Given problem: Quote the listing below in full and exactly as written, but omit every picture.

Start of Material for this exercise

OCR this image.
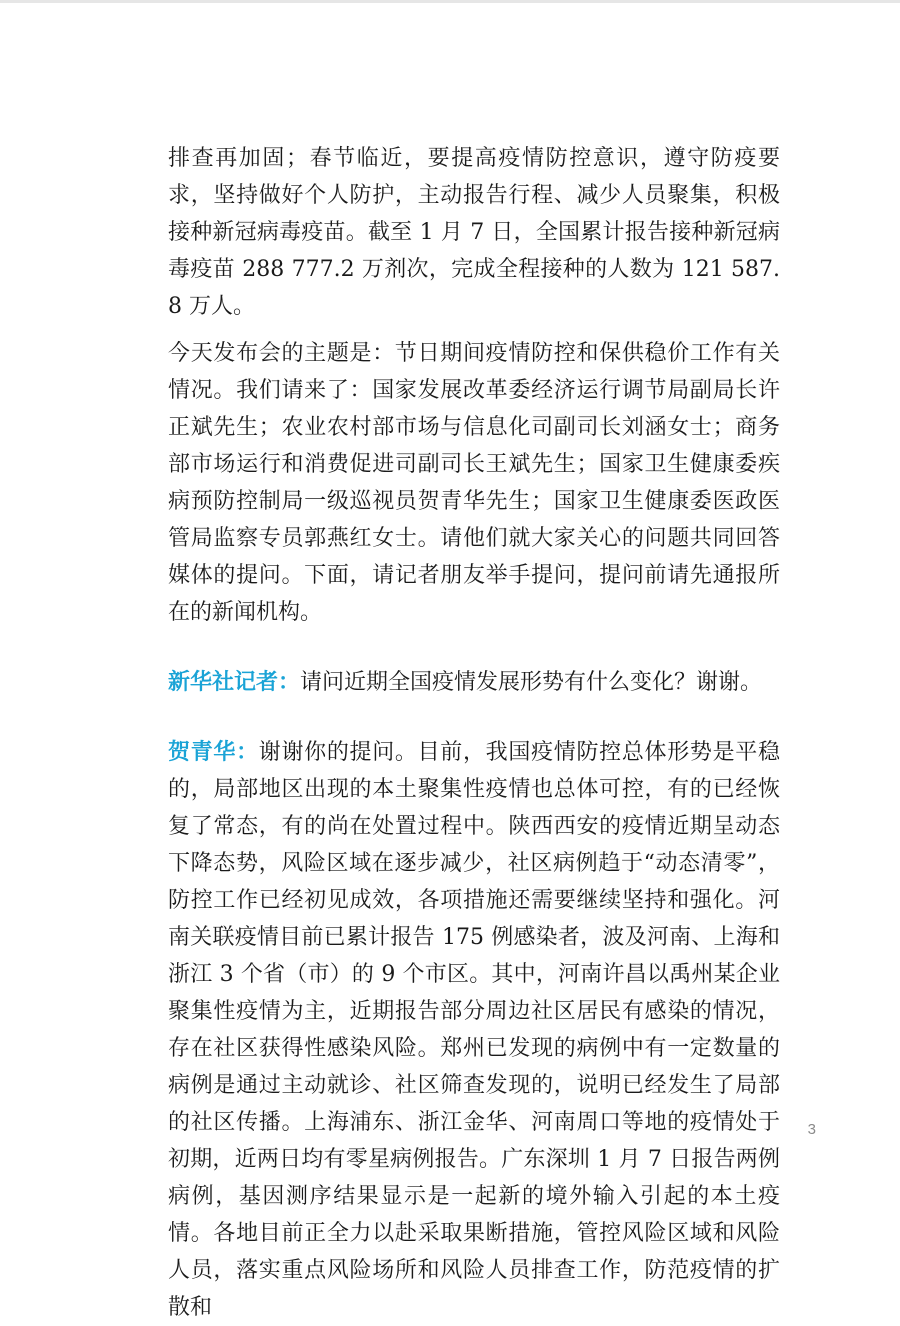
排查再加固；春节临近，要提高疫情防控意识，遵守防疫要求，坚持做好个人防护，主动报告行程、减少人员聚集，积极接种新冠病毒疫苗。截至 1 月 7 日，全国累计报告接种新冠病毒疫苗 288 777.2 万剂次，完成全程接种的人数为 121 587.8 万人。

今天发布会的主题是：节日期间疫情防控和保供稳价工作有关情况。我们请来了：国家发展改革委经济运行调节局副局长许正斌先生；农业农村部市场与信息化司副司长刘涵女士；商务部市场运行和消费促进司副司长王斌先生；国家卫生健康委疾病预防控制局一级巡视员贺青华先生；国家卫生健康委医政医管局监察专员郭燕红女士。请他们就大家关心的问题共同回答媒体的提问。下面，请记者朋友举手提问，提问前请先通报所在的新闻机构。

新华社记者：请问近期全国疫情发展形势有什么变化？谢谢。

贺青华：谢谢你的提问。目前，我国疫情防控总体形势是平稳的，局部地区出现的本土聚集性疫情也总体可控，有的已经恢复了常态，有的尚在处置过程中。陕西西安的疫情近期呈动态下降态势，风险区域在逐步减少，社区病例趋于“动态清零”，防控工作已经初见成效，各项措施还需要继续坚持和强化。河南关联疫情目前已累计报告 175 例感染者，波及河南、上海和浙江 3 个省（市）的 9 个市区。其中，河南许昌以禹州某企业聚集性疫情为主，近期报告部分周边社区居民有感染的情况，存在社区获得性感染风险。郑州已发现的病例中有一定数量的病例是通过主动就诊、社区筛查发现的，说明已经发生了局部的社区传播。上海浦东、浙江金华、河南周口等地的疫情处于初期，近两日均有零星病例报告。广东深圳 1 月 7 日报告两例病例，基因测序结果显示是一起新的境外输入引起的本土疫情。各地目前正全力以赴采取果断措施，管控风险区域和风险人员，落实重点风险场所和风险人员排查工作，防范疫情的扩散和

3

End of Material for this exercise

Correct answer:
OCR this image.
排查再加固；春节临近，要提高疫情防控意识，遵守防疫要求，坚持做好个人防护，主动报告行程、减少人员聚集，积极接种新冠病毒疫苗。截至 1 月 7 日，全国累计报告接种新冠病毒疫苗 288 777.2 万剂次，完成全程接种的人数为 121 587.8 万人。

今天发布会的主题是：节日期间疫情防控和保供稳价工作有关情况。我们请来了：国家发展改革委经济运行调节局副局长许正斌先生；农业农村部市场与信息化司副司长刘涵女士；商务部市场运行和消费促进司副司长王斌先生；国家卫生健康委疾病预防控制局一级巡视员贺青华先生；国家卫生健康委医政医管局监察专员郭燕红女士。请他们就大家关心的问题共同回答媒体的提问。下面，请记者朋友举手提问，提问前请先通报所在的新闻机构。

新华社记者：请问近期全国疫情发展形势有什么变化？谢谢。

贺青华：谢谢你的提问。目前，我国疫情防控总体形势是平稳的，局部地区出现的本土聚集性疫情也总体可控，有的已经恢复了常态，有的尚在处置过程中。陕西西安的疫情近期呈动态下降态势，风险区域在逐步减少，社区病例趋于“动态清零”，防控工作已经初见成效，各项措施还需要继续坚持和强化。河南关联疫情目前已累计报告 175 例感染者，波及河南、上海和浙江 3 个省（市）的 9 个市区。其中，河南许昌以禹州某企业聚集性疫情为主，近期报告部分周边社区居民有感染的情况，存在社区获得性感染风险。郑州已发现的病例中有一定数量的病例是通过主动就诊、社区筛查发现的，说明已经发生了局部的社区传播。上海浦东、浙江金华、河南周口等地的疫情处于初期，近两日均有零星病例报告。广东深圳 1 月 7 日报告两例病例，基因测序结果显示是一起新的境外输入引起的本土疫情。各地目前正全力以赴采取果断措施，管控风险区域和风险人员，落实重点风险场所和风险人员排查工作，防范疫情的扩散和

3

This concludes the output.